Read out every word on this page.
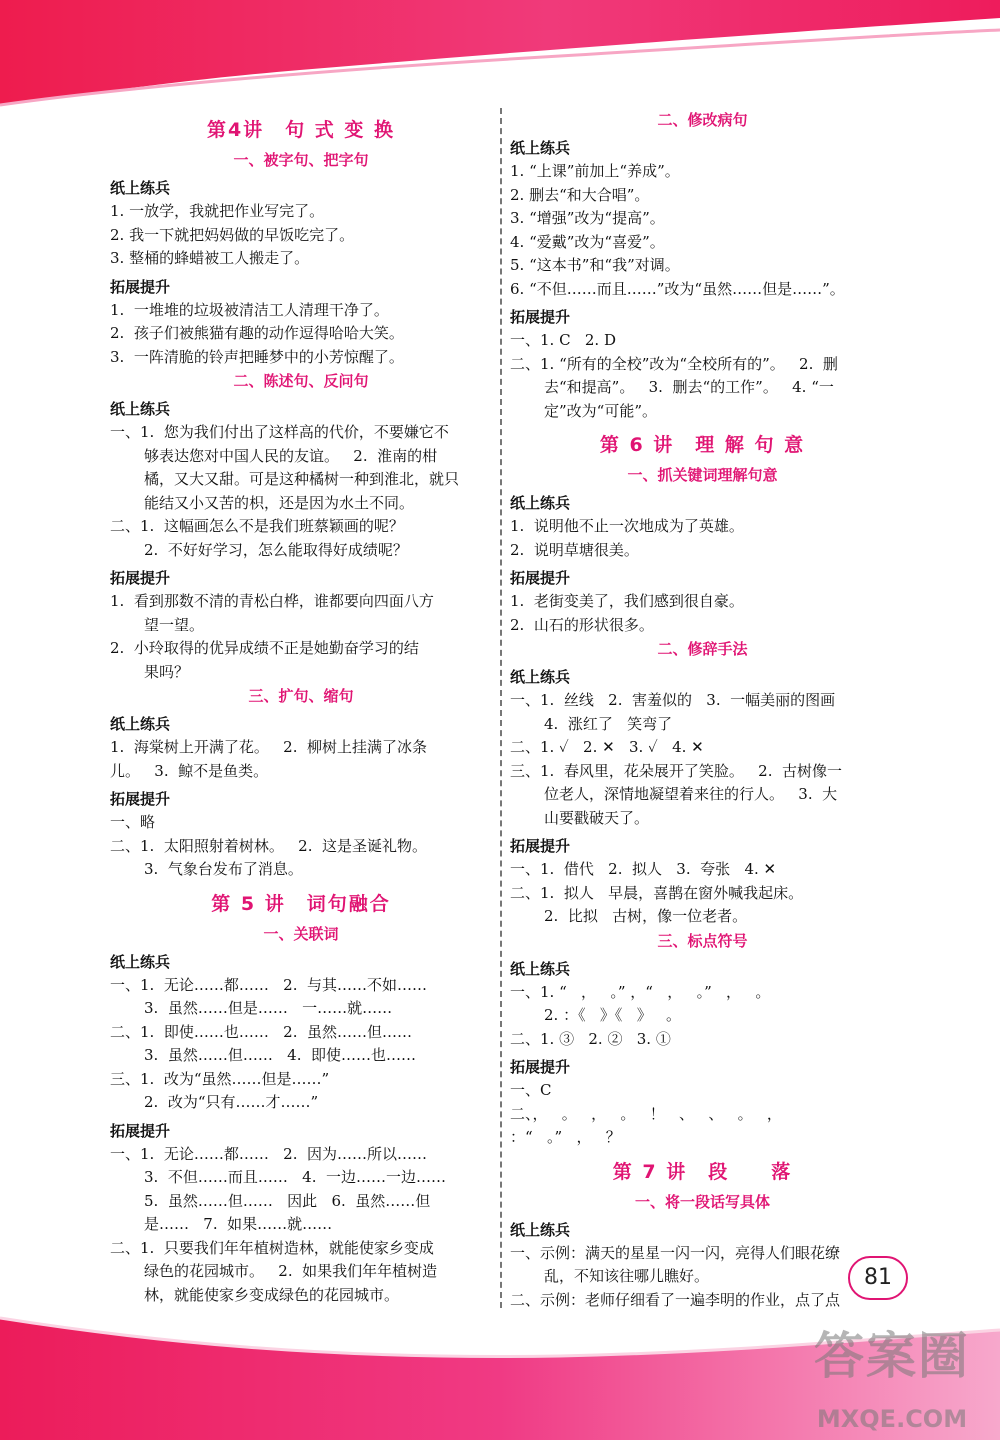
第4讲　句 式 变 换
一、被字句、把字句
纸上练兵
1. 一放学，我就把作业写完了。
2. 我一下就把妈妈做的早饭吃完了。
3. 整桶的蜂蜡被工人搬走了。
拓展提升
1.  一堆堆的垃圾被清洁工人清理干净了。
2.  孩子们被熊猫有趣的动作逗得哈哈大笑。
3.  一阵清脆的铃声把睡梦中的小芳惊醒了。
二、陈述句、反问句
纸上练兵
一、1.  您为我们付出了这样高的代价，不要嫌它不
够表达您对中国人民的友谊。   2.  淮南的柑
橘，又大又甜。可是这种橘树一种到淮北，就只
能结又小又苦的枳，还是因为水土不同。
二、1.  这幅画怎么不是我们班蔡颖画的呢？
2.  不好好学习，怎么能取得好成绩呢？
拓展提升
1.  看到那数不清的青松白桦，谁都要向四面八方
望一望。
2.  小玲取得的优异成绩不正是她勤奋学习的结
果吗？
三、扩句、缩句
纸上练兵
1.  海棠树上开满了花。   2.  柳树上挂满了冰条
儿。   3.  鲸不是鱼类。
拓展提升
一、略
二、1.  太阳照射着树林。   2.  这是圣诞礼物。
3.  气象台发布了消息。
第 5 讲　词句融合
一、关联词
纸上练兵
一、1.  无论……都……   2.  与其……不如……
3.  虽然……但是……   一……就……
二、1.  即使……也……   2.  虽然……但……
3.  虽然……但……   4.  即使……也……
三、1.  改为“虽然……但是……”
2.  改为“只有……才……”
拓展提升
一、1.  无论……都……   2.  因为……所以……
3.  不但……而且……   4.  一边……一边……
5.  虽然……但……   因此   6.  虽然……但
是……   7.  如果……就……
二、1.  只要我们年年植树造林，就能使家乡变成
绿色的花园城市。   2.  如果我们年年植树造
林，就能使家乡变成绿色的花园城市。
二、修改病句
纸上练兵
1. “上课”前加上“养成”。
2. 删去“和大合唱”。
3. “增强”改为“提高”。
4. “爱戴”改为“喜爱”。
5. “这本书”和“我”对调。
6. “不但……而且……”改为“虽然……但是……”。
拓展提升
一、1. C   2. D
二、1. “所有的全校”改为“全校所有的”。   2.  删
去“和提高”。   3.  删去“的工作”。   4. “一
定”改为“可能”。
第 6 讲　理 解 句 意
一、抓关键词理解句意
纸上练兵
1.  说明他不止一次地成为了英雄。
2.  说明草塘很美。
拓展提升
1.  老街变美了，我们感到很自豪。
2.  山石的形状很多。
二、修辞手法
纸上练兵
一、1.  丝线   2.  害羞似的   3.  一幅美丽的图画
4.  涨红了   笑弯了
二、1. ✓   2. ✕   3. ✓   4. ✕
三、1.  春风里，花朵展开了笑脸。   2.  古树像一
位老人，深情地凝望着来往的行人。   3.  大
山要戳破天了。
拓展提升
一、1.  借代   2.  拟人   3.  夸张   4. ✕
二、1.  拟人   早晨，喜鹊在窗外喊我起床。
2.  比拟   古树，像一位老者。
三、标点符号
纸上练兵
一、1. “   ，   。” ，“   ，   。”   ，   。
2. ：《   》《   》   。
二、1. ③   2. ②   3. ①
拓展提升
一、C
二、，   。   ，   。   ！   、   、   。   ，
：“   。”   ，   ？
第 7 讲　段　　落
一、将一段话写具体
纸上练兵
一、示例：满天的星星一闪一闪，亮得人们眼花缭
乱，不知该往哪儿瞧好。
二、示例：老师仔细看了一遍李明的作业，点了点
81
答案圈
MXQE.COM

→ Stated goal
Output the full set of records above without changing a word, and drop the images.

→ Exercise result
Read out every word on this page.
第4讲　句 式 变 换
一、被字句、把字句
纸上练兵
1. 一放学，我就把作业写完了。
2. 我一下就把妈妈做的早饭吃完了。
3. 整桶的蜂蜡被工人搬走了。
拓展提升
1.  一堆堆的垃圾被清洁工人清理干净了。
2.  孩子们被熊猫有趣的动作逗得哈哈大笑。
3.  一阵清脆的铃声把睡梦中的小芳惊醒了。
二、陈述句、反问句
纸上练兵
一、1.  您为我们付出了这样高的代价，不要嫌它不
够表达您对中国人民的友谊。   2.  淮南的柑
橘，又大又甜。可是这种橘树一种到淮北，就只
能结又小又苦的枳，还是因为水土不同。
二、1.  这幅画怎么不是我们班蔡颖画的呢？
2.  不好好学习，怎么能取得好成绩呢？
拓展提升
1.  看到那数不清的青松白桦，谁都要向四面八方
望一望。
2.  小玲取得的优异成绩不正是她勤奋学习的结
果吗？
三、扩句、缩句
纸上练兵
1.  海棠树上开满了花。   2.  柳树上挂满了冰条
儿。   3.  鲸不是鱼类。
拓展提升
一、略
二、1.  太阳照射着树林。   2.  这是圣诞礼物。
3.  气象台发布了消息。
第 5 讲　词句融合
一、关联词
纸上练兵
一、1.  无论……都……   2.  与其……不如……
3.  虽然……但是……   一……就……
二、1.  即使……也……   2.  虽然……但……
3.  虽然……但……   4.  即使……也……
三、1.  改为“虽然……但是……”
2.  改为“只有……才……”
拓展提升
一、1.  无论……都……   2.  因为……所以……
3.  不但……而且……   4.  一边……一边……
5.  虽然……但……   因此   6.  虽然……但
是……   7.  如果……就……
二、1.  只要我们年年植树造林，就能使家乡变成
绿色的花园城市。   2.  如果我们年年植树造
林，就能使家乡变成绿色的花园城市。
二、修改病句
纸上练兵
1. “上课”前加上“养成”。
2. 删去“和大合唱”。
3. “增强”改为“提高”。
4. “爱戴”改为“喜爱”。
5. “这本书”和“我”对调。
6. “不但……而且……”改为“虽然……但是……”。
拓展提升
一、1. C   2. D
二、1. “所有的全校”改为“全校所有的”。   2.  删
去“和提高”。   3.  删去“的工作”。   4. “一
定”改为“可能”。
第 6 讲　理 解 句 意
一、抓关键词理解句意
纸上练兵
1.  说明他不止一次地成为了英雄。
2.  说明草塘很美。
拓展提升
1.  老街变美了，我们感到很自豪。
2.  山石的形状很多。
二、修辞手法
纸上练兵
一、1.  丝线   2.  害羞似的   3.  一幅美丽的图画
4.  涨红了   笑弯了
二、1. ✓   2. ✕   3. ✓   4. ✕
三、1.  春风里，花朵展开了笑脸。   2.  古树像一
位老人，深情地凝望着来往的行人。   3.  大
山要戳破天了。
拓展提升
一、1.  借代   2.  拟人   3.  夸张   4. ✕
二、1.  拟人   早晨，喜鹊在窗外喊我起床。
2.  比拟   古树，像一位老者。
三、标点符号
纸上练兵
一、1. “   ，   。” ，“   ，   。”   ，   。
2. ：《   》《   》   。
二、1. ③   2. ②   3. ①
拓展提升
一、C
二、，   。   ，   。   ！   、   、   。   ，
：“   。”   ，   ？
第 7 讲　段　　落
一、将一段话写具体
纸上练兵
一、示例：满天的星星一闪一闪，亮得人们眼花缭
乱，不知该往哪儿瞧好。
二、示例：老师仔细看了一遍李明的作业，点了点
81
答案圈
MXQE.COM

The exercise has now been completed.